EXERCISE DESCRIPTION: Copy out each line of the material below with no changes.

DATA SHOWN:
--- Begin ---
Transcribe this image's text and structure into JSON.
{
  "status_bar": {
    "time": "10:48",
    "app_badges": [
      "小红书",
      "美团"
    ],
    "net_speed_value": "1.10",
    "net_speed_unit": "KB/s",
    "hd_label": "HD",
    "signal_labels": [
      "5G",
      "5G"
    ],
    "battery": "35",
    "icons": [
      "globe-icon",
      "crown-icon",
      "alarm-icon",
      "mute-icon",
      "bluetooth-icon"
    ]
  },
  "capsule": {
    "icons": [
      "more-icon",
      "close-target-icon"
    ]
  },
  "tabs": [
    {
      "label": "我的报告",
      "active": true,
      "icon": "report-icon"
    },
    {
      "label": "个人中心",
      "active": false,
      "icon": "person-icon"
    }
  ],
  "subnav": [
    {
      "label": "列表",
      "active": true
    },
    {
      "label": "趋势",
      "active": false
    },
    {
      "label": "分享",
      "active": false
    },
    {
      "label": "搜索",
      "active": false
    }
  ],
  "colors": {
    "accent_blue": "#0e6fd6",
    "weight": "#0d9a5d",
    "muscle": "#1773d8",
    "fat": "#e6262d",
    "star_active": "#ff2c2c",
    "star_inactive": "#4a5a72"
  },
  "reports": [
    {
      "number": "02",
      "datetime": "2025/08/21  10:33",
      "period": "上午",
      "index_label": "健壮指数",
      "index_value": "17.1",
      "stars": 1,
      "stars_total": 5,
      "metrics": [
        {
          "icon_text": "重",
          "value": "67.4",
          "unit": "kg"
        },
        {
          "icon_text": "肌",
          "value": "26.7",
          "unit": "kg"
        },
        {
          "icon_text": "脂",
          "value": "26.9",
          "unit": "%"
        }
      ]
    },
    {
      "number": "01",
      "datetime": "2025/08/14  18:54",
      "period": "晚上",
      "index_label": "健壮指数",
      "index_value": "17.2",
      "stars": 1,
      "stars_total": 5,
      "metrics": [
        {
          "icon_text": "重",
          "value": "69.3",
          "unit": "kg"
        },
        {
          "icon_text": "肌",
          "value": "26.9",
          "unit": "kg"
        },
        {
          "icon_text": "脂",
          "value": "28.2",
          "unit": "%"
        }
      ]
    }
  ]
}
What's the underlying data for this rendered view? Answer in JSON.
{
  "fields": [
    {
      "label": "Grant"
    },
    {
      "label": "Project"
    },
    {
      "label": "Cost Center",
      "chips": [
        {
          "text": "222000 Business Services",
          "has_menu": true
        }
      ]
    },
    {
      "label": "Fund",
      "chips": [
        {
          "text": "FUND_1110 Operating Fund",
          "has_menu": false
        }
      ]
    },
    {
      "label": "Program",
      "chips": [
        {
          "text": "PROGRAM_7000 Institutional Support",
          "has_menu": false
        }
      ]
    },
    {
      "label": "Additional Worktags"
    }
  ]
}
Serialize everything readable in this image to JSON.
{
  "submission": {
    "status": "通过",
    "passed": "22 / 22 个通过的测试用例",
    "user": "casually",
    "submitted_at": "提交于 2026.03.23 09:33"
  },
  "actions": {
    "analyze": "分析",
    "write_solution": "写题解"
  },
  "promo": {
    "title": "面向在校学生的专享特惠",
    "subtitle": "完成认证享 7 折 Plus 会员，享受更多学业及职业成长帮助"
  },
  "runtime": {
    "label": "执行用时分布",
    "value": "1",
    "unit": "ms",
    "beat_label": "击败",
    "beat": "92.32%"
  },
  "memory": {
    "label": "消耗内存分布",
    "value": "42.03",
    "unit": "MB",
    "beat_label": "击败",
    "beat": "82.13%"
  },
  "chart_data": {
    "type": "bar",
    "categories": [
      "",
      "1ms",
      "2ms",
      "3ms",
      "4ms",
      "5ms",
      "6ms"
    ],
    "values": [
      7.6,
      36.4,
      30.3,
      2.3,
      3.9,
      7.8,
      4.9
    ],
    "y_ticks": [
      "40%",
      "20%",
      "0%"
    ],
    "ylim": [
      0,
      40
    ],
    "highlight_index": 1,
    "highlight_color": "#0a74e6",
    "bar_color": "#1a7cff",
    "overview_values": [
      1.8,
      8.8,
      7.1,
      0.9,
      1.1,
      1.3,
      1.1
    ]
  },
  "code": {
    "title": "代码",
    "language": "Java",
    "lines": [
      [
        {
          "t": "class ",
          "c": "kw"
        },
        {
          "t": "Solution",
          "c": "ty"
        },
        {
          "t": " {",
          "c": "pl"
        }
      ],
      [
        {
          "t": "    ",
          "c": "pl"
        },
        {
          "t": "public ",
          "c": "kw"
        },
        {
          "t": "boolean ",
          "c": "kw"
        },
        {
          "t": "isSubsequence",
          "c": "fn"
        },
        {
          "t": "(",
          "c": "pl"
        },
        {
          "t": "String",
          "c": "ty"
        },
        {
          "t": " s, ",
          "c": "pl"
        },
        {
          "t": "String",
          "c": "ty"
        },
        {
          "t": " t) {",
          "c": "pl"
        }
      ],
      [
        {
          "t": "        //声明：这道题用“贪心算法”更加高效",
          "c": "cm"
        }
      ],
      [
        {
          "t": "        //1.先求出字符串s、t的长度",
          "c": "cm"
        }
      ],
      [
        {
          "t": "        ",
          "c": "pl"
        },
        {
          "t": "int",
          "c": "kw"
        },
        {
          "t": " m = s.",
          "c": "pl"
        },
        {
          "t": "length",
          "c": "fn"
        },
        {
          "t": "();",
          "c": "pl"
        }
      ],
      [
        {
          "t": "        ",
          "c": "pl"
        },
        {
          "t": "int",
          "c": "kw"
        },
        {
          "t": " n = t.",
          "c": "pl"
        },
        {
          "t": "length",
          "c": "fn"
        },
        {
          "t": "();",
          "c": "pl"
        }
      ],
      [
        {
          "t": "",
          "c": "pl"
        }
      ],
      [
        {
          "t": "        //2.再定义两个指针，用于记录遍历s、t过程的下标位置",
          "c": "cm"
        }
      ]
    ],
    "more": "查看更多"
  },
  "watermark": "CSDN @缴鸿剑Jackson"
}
--- End ---
ANSWER TO THIS PROBLEM:
Transcribe this image's text and structure into JSON.
{
  "status_bar": {
    "time": "10:48",
    "app_badges": [
      "小红书",
      "美团"
    ],
    "net_speed_value": "1.10",
    "net_speed_unit": "KB/s",
    "hd_label": "HD",
    "signal_labels": [
      "5G",
      "5G"
    ],
    "battery": "35",
    "icons": [
      "globe-icon",
      "crown-icon",
      "alarm-icon",
      "mute-icon",
      "bluetooth-icon"
    ]
  },
  "capsule": {
    "icons": [
      "more-icon",
      "close-target-icon"
    ]
  },
  "tabs": [
    {
      "label": "我的报告",
      "active": true,
      "icon": "report-icon"
    },
    {
      "label": "个人中心",
      "active": false,
      "icon": "person-icon"
    }
  ],
  "subnav": [
    {
      "label": "列表",
      "active": true
    },
    {
      "label": "趋势",
      "active": false
    },
    {
      "label": "分享",
      "active": false
    },
    {
      "label": "搜索",
      "active": false
    }
  ],
  "colors": {
    "accent_blue": "#0e6fd6",
    "weight": "#0d9a5d",
    "muscle": "#1773d8",
    "fat": "#e6262d",
    "star_active": "#ff2c2c",
    "star_inactive": "#4a5a72"
  },
  "reports": [
    {
      "number": "02",
      "datetime": "2025/08/21  10:33",
      "period": "上午",
      "index_label": "健壮指数",
      "index_value": "17.1",
      "stars": 1,
      "stars_total": 5,
      "metrics": [
        {
          "icon_text": "重",
          "value": "67.4",
          "unit": "kg"
        },
        {
          "icon_text": "肌",
          "value": "26.7",
          "unit": "kg"
        },
        {
          "icon_text": "脂",
          "value": "26.9",
          "unit": "%"
        }
      ]
    },
    {
      "number": "01",
      "datetime": "2025/08/14  18:54",
      "period": "晚上",
      "index_label": "健壮指数",
      "index_value": "17.2",
      "stars": 1,
      "stars_total": 5,
      "metrics": [
        {
          "icon_text": "重",
          "value": "69.3",
          "unit": "kg"
        },
        {
          "icon_text": "肌",
          "value": "26.9",
          "unit": "kg"
        },
        {
          "icon_text": "脂",
          "value": "28.2",
          "unit": "%"
        }
      ]
    }
  ]
}
What's the underlying data for this rendered view? Answer in JSON.
{
  "fields": [
    {
      "label": "Grant"
    },
    {
      "label": "Project"
    },
    {
      "label": "Cost Center",
      "chips": [
        {
          "text": "222000 Business Services",
          "has_menu": true
        }
      ]
    },
    {
      "label": "Fund",
      "chips": [
        {
          "text": "FUND_1110 Operating Fund",
          "has_menu": false
        }
      ]
    },
    {
      "label": "Program",
      "chips": [
        {
          "text": "PROGRAM_7000 Institutional Support",
          "has_menu": false
        }
      ]
    },
    {
      "label": "Additional Worktags"
    }
  ]
}
Serialize everything readable in this image to JSON.
{
  "submission": {
    "status": "通过",
    "passed": "22 / 22 个通过的测试用例",
    "user": "casually",
    "submitted_at": "提交于 2026.03.23 09:33"
  },
  "actions": {
    "analyze": "分析",
    "write_solution": "写题解"
  },
  "promo": {
    "title": "面向在校学生的专享特惠",
    "subtitle": "完成认证享 7 折 Plus 会员，享受更多学业及职业成长帮助"
  },
  "runtime": {
    "label": "执行用时分布",
    "value": "1",
    "unit": "ms",
    "beat_label": "击败",
    "beat": "92.32%"
  },
  "memory": {
    "label": "消耗内存分布",
    "value": "42.03",
    "unit": "MB",
    "beat_label": "击败",
    "beat": "82.13%"
  },
  "chart_data": {
    "type": "bar",
    "categories": [
      "",
      "1ms",
      "2ms",
      "3ms",
      "4ms",
      "5ms",
      "6ms"
    ],
    "values": [
      7.6,
      36.4,
      30.3,
      2.3,
      3.9,
      7.8,
      4.9
    ],
    "y_ticks": [
      "40%",
      "20%",
      "0%"
    ],
    "ylim": [
      0,
      40
    ],
    "highlight_index": 1,
    "highlight_color": "#0a74e6",
    "bar_color": "#1a7cff",
    "overview_values": [
      1.8,
      8.8,
      7.1,
      0.9,
      1.1,
      1.3,
      1.1
    ]
  },
  "code": {
    "title": "代码",
    "language": "Java",
    "lines": [
      [
        {
          "t": "class ",
          "c": "kw"
        },
        {
          "t": "Solution",
          "c": "ty"
        },
        {
          "t": " {",
          "c": "pl"
        }
      ],
      [
        {
          "t": "    ",
          "c": "pl"
        },
        {
          "t": "public ",
          "c": "kw"
        },
        {
          "t": "boolean ",
          "c": "kw"
        },
        {
          "t": "isSubsequence",
          "c": "fn"
        },
        {
          "t": "(",
          "c": "pl"
        },
        {
          "t": "String",
          "c": "ty"
        },
        {
          "t": " s, ",
          "c": "pl"
        },
        {
          "t": "String",
          "c": "ty"
        },
        {
          "t": " t) {",
          "c": "pl"
        }
      ],
      [
        {
          "t": "        //声明：这道题用“贪心算法”更加高效",
          "c": "cm"
        }
      ],
      [
        {
          "t": "        //1.先求出字符串s、t的长度",
          "c": "cm"
        }
      ],
      [
        {
          "t": "        ",
          "c": "pl"
        },
        {
          "t": "int",
          "c": "kw"
        },
        {
          "t": " m = s.",
          "c": "pl"
        },
        {
          "t": "length",
          "c": "fn"
        },
        {
          "t": "();",
          "c": "pl"
        }
      ],
      [
        {
          "t": "        ",
          "c": "pl"
        },
        {
          "t": "int",
          "c": "kw"
        },
        {
          "t": " n = t.",
          "c": "pl"
        },
        {
          "t": "length",
          "c": "fn"
        },
        {
          "t": "();",
          "c": "pl"
        }
      ],
      [
        {
          "t": "",
          "c": "pl"
        }
      ],
      [
        {
          "t": "        //2.再定义两个指针，用于记录遍历s、t过程的下标位置",
          "c": "cm"
        }
      ]
    ],
    "more": "查看更多"
  },
  "watermark": "CSDN @缴鸿剑Jackson"
}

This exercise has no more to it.